EXCERPTED RECORDS:
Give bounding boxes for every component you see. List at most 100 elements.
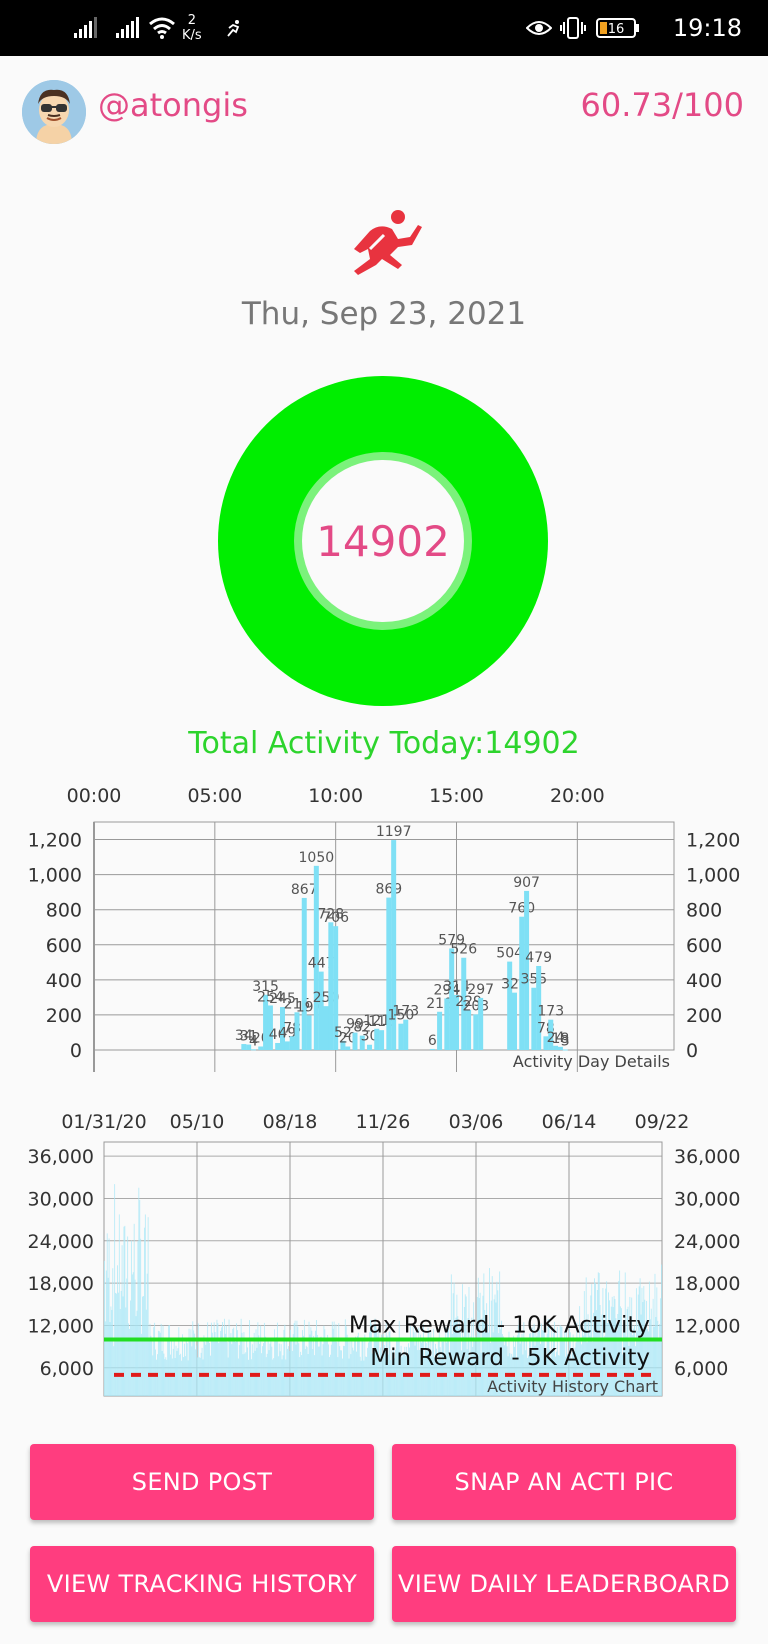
bar [436, 1360, 438, 1396]
bar [568, 1355, 569, 1396]
clock: 19:18 [672, 14, 742, 42]
bar [130, 1300, 131, 1396]
bar [609, 1325, 611, 1396]
bar [219, 1339, 221, 1396]
bar [127, 1236, 129, 1396]
bar [212, 1339, 214, 1396]
data-label: 18 [552, 1031, 570, 1047]
bar [358, 1339, 360, 1396]
bar [598, 1273, 600, 1396]
bar [284, 1324, 286, 1396]
bar [323, 1325, 325, 1396]
bar [518, 1320, 520, 1396]
bar [345, 1046, 351, 1050]
username[interactable]: @atongis [98, 86, 248, 124]
data-label: 31 [240, 1029, 258, 1045]
snap-pic-button[interactable]: SNAP AN ACTI PIC [392, 1444, 736, 1520]
bar [367, 1044, 372, 1050]
bar [557, 1046, 563, 1050]
view-tracking-history-button[interactable]: VIEW TRACKING HISTORY [30, 1546, 374, 1622]
bar [427, 1327, 429, 1396]
bar [140, 1238, 142, 1396]
bar [623, 1322, 625, 1396]
bar [215, 1341, 217, 1396]
bar [145, 1309, 147, 1396]
bar [512, 992, 517, 1050]
bar [227, 1357, 229, 1396]
bar [561, 1326, 563, 1396]
x-tick-label: 20:00 [550, 785, 605, 807]
bar [516, 1335, 518, 1396]
bar [301, 897, 307, 1050]
bar [141, 1333, 143, 1396]
avatar[interactable] [22, 80, 86, 144]
bar [460, 1327, 462, 1396]
bar [343, 1346, 345, 1396]
y-tick-label-right: 24,000 [674, 1231, 740, 1253]
bar [645, 1324, 647, 1396]
bar [260, 1325, 262, 1396]
bar [597, 1272, 599, 1396]
bar [502, 1334, 503, 1396]
bar [117, 1292, 119, 1396]
bar [389, 1330, 391, 1396]
send-post-button[interactable]: SEND POST [30, 1444, 374, 1520]
eye-icon [526, 0, 552, 56]
bar [112, 1268, 114, 1396]
bar [580, 1340, 581, 1396]
bar [571, 1352, 573, 1396]
bar [257, 1322, 259, 1396]
bar [531, 1327, 533, 1396]
bar [429, 1048, 435, 1050]
bar [316, 1334, 318, 1396]
bar [196, 1345, 197, 1396]
bar [406, 1346, 408, 1396]
bar [332, 1328, 334, 1396]
bar [542, 1330, 543, 1396]
bar [574, 1347, 576, 1396]
bar [255, 1329, 257, 1396]
bar [300, 1351, 302, 1396]
bar [492, 1332, 494, 1396]
bar [556, 1326, 558, 1396]
bar [397, 1338, 399, 1396]
bar [305, 1345, 307, 1396]
bar [345, 1326, 347, 1396]
bar [447, 1331, 449, 1396]
bar [246, 1338, 248, 1396]
bar [109, 1322, 111, 1396]
bar [430, 1329, 432, 1396]
bar [318, 1346, 320, 1396]
bar [233, 1327, 235, 1396]
y-tick-label: 0 [70, 1040, 82, 1062]
bar [147, 1217, 149, 1396]
bar [105, 1270, 107, 1396]
bar [250, 1359, 252, 1396]
bar [537, 1328, 539, 1396]
bar [409, 1326, 411, 1396]
bar [644, 1299, 646, 1396]
bar [280, 1007, 285, 1050]
bar [342, 1358, 343, 1396]
date-label: Thu, Sep 23, 2021 [241, 296, 527, 332]
data-label: 315 [252, 979, 279, 995]
bar [629, 1296, 631, 1396]
bar [417, 1350, 419, 1396]
bar [169, 1325, 170, 1396]
view-daily-leaderboard-button[interactable]: VIEW DAILY LEADERBOARD [392, 1546, 736, 1622]
bar [203, 1335, 205, 1396]
bar [238, 1345, 240, 1396]
bar [552, 1348, 554, 1396]
bar [221, 1327, 223, 1396]
bar [534, 1345, 536, 1396]
bar [263, 994, 269, 1050]
bar [513, 1335, 515, 1396]
bar [333, 926, 339, 1050]
bar [544, 1360, 546, 1396]
bar [160, 1323, 162, 1396]
data-label: 82 [353, 1020, 371, 1036]
bar [536, 1336, 538, 1396]
bar [542, 1330, 544, 1396]
bar [158, 1331, 160, 1396]
x-tick-label: 11/26 [356, 1111, 411, 1133]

WHAT IS REQUIRED:
Turn every line of the material above into a Markdown table with the columns No. and Entry, numbering the rows and skipping blank lines. Leave the pictures out.

REPLY:
| No. | Entry |
|---|---|
| 1 | Give bounding boxes for every component you see. List at most 100 elements. |
| 2 | bar [436, 1360, 438, 1396] |
| 3 | bar [568, 1355, 569, 1396] |
| 4 | clock: 19:18 [672, 14, 742, 42] |
| 5 | bar [130, 1300, 131, 1396] |
| 6 | bar [609, 1325, 611, 1396] |
| 7 | bar [219, 1339, 221, 1396] |
| 8 | bar [127, 1236, 129, 1396] |
| 9 | bar [212, 1339, 214, 1396] |
| 10 | data-label: 18 [552, 1031, 570, 1047] |
| 11 | bar [358, 1339, 360, 1396] |
| 12 | bar [598, 1273, 600, 1396] |
| 13 | bar [284, 1324, 286, 1396] |
| 14 | bar [323, 1325, 325, 1396] |
| 15 | bar [518, 1320, 520, 1396] |
| 16 | bar [345, 1046, 351, 1050] |
| 17 | username[interactable]: @atongis [98, 86, 248, 124] |
| 18 | data-label: 31 [240, 1029, 258, 1045] |
| 19 | snap-pic-button[interactable]: SNAP AN ACTI PIC [392, 1444, 736, 1520] |
| 20 | bar [367, 1044, 372, 1050] |
| 21 | bar [557, 1046, 563, 1050] |
| 22 | view-tracking-history-button[interactable]: VIEW TRACKING HISTORY [30, 1546, 374, 1622] |
| 23 | bar [427, 1327, 429, 1396] |
| 24 | bar [140, 1238, 142, 1396] |
| 25 | bar [623, 1322, 625, 1396] |
| 26 | bar [215, 1341, 217, 1396] |
| 27 | bar [145, 1309, 147, 1396] |
| 28 | bar [512, 992, 517, 1050] |
| 29 | bar [227, 1357, 229, 1396] |
| 30 | bar [561, 1326, 563, 1396] |
| 31 | x-tick-label: 20:00 [550, 785, 605, 807] |
| 32 | bar [516, 1335, 518, 1396] |
| 33 | bar [301, 897, 307, 1050] |
| 34 | bar [141, 1333, 143, 1396] |
| 35 | avatar[interactable] [22, 80, 86, 144] |
| 36 | bar [460, 1327, 462, 1396] |
| 37 | bar [343, 1346, 345, 1396] |
| 38 | y-tick-label-right: 24,000 [674, 1231, 740, 1253] |
| 39 | bar [645, 1324, 647, 1396] |
| 40 | bar [260, 1325, 262, 1396] |
| 41 | bar [597, 1272, 599, 1396] |
| 42 | bar [502, 1334, 503, 1396] |
| 43 | bar [117, 1292, 119, 1396] |
| 44 | bar [389, 1330, 391, 1396] |
| 45 | send-post-button[interactable]: SEND POST [30, 1444, 374, 1520] |
| 46 | eye-icon [526, 0, 552, 56] |
| 47 | bar [112, 1268, 114, 1396] |
| 48 | bar [580, 1340, 581, 1396] |
| 49 | bar [571, 1352, 573, 1396] |
| 50 | bar [257, 1322, 259, 1396] |
| 51 | bar [531, 1327, 533, 1396] |
| 52 | bar [429, 1048, 435, 1050] |
| 53 | bar [316, 1334, 318, 1396] |
| 54 | bar [196, 1345, 197, 1396] |
| 55 | bar [406, 1346, 408, 1396] |
| 56 | bar [332, 1328, 334, 1396] |
| 57 | bar [542, 1330, 543, 1396] |
| 58 | bar [574, 1347, 576, 1396] |
| 59 | bar [255, 1329, 257, 1396] |
| 60 | bar [300, 1351, 302, 1396] |
| 61 | bar [492, 1332, 494, 1396] |
| 62 | bar [556, 1326, 558, 1396] |
| 63 | bar [397, 1338, 399, 1396] |
| 64 | bar [305, 1345, 307, 1396] |
| 65 | bar [345, 1326, 347, 1396] |
| 66 | bar [447, 1331, 449, 1396] |
| 67 | bar [246, 1338, 248, 1396] |
| 68 | bar [109, 1322, 111, 1396] |
| 69 | bar [430, 1329, 432, 1396] |
| 70 | bar [318, 1346, 320, 1396] |
| 71 | bar [233, 1327, 235, 1396] |
| 72 | y-tick-label: 0 [70, 1040, 82, 1062] |
| 73 | bar [147, 1217, 149, 1396] |
| 74 | bar [105, 1270, 107, 1396] |
| 75 | bar [250, 1359, 252, 1396] |
| 76 | bar [537, 1328, 539, 1396] |
| 77 | bar [409, 1326, 411, 1396] |
| 78 | bar [644, 1299, 646, 1396] |
| 79 | bar [280, 1007, 285, 1050] |
| 80 | bar [342, 1358, 343, 1396] |
| 81 | date-label: Thu, Sep 23, 2021 [241, 296, 527, 332] |
| 82 | data-label: 315 [252, 979, 279, 995] |
| 83 | bar [629, 1296, 631, 1396] |
| 84 | bar [417, 1350, 419, 1396] |
| 85 | bar [169, 1325, 170, 1396] |
| 86 | view-daily-leaderboard-button[interactable]: VIEW DAILY LEADERBOARD [392, 1546, 736, 1622] |
| 87 | bar [203, 1335, 205, 1396] |
| 88 | bar [238, 1345, 240, 1396] |
| 89 | bar [552, 1348, 554, 1396] |
| 90 | bar [221, 1327, 223, 1396] |
| 91 | bar [534, 1345, 536, 1396] |
| 92 | bar [263, 994, 269, 1050] |
| 93 | bar [513, 1335, 515, 1396] |
| 94 | bar [333, 926, 339, 1050] |
| 95 | bar [544, 1360, 546, 1396] |
| 96 | bar [160, 1323, 162, 1396] |
| 97 | data-label: 82 [353, 1020, 371, 1036] |
| 98 | bar [536, 1336, 538, 1396] |
| 99 | bar [542, 1330, 544, 1396] |
| 100 | bar [158, 1331, 160, 1396] |
| 101 | x-tick-label: 11/26 [356, 1111, 411, 1133] |